## EXERCISE BRIEF
Show all lines of the listing that hold the word "JSON".
........
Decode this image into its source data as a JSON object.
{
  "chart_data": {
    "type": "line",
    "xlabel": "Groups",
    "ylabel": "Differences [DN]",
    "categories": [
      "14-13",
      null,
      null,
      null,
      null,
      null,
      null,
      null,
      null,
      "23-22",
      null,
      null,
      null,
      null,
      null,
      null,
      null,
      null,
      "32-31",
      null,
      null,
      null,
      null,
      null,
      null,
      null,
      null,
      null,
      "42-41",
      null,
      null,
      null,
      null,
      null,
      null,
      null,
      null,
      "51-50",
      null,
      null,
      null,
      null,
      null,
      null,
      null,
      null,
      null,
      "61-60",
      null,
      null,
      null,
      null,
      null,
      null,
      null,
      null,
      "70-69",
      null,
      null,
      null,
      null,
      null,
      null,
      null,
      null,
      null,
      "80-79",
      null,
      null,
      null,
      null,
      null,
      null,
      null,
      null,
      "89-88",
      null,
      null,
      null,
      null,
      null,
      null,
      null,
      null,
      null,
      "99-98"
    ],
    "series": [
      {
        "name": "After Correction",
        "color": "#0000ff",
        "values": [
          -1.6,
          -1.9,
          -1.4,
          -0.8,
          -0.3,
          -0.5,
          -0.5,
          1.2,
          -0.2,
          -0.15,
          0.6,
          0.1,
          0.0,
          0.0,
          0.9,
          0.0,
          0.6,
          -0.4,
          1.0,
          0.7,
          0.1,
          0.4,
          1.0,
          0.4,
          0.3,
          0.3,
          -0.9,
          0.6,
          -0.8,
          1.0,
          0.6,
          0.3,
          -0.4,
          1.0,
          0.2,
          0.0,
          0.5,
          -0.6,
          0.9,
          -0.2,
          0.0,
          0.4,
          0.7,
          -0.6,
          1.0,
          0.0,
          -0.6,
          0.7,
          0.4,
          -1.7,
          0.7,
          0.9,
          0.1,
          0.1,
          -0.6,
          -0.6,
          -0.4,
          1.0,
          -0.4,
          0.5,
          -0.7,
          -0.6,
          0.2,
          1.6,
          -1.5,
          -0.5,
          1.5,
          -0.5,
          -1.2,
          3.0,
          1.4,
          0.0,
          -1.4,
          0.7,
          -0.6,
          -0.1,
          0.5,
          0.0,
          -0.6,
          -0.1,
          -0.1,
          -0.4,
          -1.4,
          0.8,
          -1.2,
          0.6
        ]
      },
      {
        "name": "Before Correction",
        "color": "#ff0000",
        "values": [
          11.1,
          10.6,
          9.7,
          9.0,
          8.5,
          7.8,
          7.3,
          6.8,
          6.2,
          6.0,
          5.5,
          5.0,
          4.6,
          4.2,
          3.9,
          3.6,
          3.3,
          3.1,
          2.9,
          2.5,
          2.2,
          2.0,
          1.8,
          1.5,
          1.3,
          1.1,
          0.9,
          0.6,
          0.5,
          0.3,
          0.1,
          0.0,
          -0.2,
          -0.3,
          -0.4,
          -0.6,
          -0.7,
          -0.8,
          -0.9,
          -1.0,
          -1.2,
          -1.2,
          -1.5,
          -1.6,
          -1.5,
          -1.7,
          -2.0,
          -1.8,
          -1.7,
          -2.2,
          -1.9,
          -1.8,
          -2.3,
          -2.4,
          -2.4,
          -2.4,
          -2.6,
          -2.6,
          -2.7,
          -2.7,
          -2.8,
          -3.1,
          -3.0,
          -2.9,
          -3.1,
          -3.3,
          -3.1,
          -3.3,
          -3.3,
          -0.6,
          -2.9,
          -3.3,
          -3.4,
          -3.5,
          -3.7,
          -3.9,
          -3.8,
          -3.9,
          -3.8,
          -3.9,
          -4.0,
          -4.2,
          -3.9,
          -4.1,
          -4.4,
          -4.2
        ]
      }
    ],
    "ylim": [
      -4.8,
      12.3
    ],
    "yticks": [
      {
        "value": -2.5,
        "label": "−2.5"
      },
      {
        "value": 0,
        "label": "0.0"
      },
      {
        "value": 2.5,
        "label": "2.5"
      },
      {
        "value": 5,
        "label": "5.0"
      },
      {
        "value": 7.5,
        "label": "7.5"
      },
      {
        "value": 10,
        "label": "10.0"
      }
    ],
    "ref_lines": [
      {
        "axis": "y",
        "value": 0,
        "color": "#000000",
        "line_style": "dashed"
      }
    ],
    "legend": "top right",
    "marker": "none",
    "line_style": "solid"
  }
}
........
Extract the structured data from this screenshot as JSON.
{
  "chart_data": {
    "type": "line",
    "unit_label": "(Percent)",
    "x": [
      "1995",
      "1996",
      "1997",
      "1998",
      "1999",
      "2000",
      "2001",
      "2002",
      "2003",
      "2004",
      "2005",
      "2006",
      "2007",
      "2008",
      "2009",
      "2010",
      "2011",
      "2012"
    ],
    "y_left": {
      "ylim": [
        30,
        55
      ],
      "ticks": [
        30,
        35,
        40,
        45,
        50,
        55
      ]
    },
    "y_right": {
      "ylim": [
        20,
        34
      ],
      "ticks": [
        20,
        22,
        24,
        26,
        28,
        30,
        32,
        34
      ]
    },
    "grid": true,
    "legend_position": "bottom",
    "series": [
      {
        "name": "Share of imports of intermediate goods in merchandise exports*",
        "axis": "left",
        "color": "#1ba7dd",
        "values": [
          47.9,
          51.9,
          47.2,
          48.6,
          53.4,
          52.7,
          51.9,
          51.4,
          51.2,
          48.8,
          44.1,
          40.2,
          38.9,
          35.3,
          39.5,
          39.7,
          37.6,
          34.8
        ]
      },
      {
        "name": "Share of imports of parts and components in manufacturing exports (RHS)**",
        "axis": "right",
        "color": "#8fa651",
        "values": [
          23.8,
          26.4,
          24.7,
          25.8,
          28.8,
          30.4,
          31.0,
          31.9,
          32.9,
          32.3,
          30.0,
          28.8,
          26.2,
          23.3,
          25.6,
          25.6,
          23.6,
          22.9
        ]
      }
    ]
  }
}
........
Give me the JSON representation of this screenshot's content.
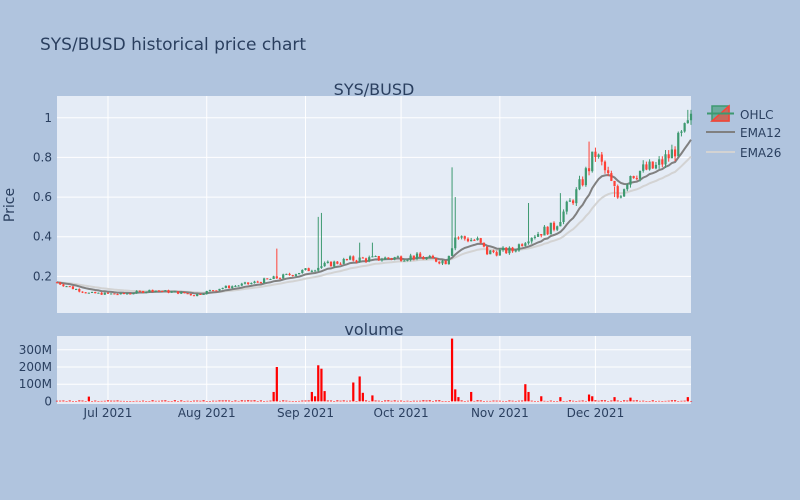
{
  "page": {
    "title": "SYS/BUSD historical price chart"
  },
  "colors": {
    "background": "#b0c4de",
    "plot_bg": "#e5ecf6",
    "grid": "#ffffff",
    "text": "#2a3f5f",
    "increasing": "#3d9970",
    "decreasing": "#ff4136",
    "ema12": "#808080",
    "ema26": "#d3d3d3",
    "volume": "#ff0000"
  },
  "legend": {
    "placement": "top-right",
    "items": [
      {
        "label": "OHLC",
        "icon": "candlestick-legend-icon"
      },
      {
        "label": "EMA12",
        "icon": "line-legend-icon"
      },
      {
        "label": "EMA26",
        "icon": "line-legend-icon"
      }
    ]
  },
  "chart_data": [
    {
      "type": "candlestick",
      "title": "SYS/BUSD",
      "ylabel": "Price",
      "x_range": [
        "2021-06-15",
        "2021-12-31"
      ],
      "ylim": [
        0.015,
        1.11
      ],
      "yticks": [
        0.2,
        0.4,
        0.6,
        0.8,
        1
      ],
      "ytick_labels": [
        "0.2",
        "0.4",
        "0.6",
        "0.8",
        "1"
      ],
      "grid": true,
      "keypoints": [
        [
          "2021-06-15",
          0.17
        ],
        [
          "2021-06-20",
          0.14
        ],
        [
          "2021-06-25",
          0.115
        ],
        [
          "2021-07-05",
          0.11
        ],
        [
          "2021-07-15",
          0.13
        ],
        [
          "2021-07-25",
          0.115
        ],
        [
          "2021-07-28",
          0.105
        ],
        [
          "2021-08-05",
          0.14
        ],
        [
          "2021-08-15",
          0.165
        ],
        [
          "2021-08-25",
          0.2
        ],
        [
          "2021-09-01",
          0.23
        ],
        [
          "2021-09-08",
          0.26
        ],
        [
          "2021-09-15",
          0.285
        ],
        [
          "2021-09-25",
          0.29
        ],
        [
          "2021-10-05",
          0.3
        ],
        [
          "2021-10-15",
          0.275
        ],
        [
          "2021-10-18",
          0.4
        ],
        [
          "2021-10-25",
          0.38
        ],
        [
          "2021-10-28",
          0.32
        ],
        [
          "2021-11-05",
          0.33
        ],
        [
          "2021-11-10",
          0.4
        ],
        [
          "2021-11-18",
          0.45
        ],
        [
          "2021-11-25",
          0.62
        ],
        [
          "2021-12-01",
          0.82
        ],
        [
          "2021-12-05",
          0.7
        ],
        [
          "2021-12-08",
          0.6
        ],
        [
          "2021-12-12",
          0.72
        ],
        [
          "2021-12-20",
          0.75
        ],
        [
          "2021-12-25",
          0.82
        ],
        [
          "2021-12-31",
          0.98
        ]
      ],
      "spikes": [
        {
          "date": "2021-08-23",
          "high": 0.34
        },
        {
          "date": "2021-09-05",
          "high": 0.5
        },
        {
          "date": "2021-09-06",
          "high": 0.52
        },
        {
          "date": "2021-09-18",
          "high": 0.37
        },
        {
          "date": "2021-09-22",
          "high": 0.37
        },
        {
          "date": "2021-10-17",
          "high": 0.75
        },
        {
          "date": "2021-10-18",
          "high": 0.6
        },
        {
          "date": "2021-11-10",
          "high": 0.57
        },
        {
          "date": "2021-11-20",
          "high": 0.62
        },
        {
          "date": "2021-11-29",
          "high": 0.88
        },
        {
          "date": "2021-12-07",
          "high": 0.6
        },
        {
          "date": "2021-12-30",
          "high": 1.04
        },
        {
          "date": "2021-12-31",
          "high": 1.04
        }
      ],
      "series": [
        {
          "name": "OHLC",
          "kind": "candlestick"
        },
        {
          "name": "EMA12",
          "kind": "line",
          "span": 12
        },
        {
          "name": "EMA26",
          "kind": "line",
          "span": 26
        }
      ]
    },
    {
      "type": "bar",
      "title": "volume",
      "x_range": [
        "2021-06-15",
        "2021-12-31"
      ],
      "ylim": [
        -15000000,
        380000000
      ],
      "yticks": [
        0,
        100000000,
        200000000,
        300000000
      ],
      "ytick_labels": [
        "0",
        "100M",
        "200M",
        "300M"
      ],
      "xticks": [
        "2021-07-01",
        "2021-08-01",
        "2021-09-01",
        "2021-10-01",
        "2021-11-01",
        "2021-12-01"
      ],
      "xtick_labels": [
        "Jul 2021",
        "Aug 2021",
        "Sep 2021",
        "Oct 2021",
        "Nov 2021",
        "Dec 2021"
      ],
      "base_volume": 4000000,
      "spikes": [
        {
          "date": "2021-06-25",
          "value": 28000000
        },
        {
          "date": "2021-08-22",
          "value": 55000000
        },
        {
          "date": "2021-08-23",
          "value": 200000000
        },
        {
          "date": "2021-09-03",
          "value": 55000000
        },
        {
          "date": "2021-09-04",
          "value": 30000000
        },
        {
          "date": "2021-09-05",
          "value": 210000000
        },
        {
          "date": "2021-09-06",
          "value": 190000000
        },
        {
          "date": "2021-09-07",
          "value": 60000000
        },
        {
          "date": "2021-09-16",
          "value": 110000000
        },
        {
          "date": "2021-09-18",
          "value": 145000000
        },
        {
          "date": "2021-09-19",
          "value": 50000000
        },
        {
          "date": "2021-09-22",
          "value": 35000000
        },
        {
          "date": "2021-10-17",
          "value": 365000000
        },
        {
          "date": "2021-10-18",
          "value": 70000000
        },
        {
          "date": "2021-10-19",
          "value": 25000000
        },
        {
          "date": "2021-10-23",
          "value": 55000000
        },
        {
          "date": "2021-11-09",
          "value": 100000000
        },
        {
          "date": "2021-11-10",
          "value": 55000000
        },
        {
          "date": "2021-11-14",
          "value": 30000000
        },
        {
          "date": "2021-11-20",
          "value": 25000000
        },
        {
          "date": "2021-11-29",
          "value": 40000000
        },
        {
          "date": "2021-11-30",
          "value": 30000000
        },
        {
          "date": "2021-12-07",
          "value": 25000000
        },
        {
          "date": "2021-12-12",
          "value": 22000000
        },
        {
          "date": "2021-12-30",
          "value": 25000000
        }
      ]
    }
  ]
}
........
## TASK SOLUTION
Decode this image into its source data as a JSON object.
Extract the structured data from this screenshot as JSON.
Give me the JSON representation of this screenshot's content.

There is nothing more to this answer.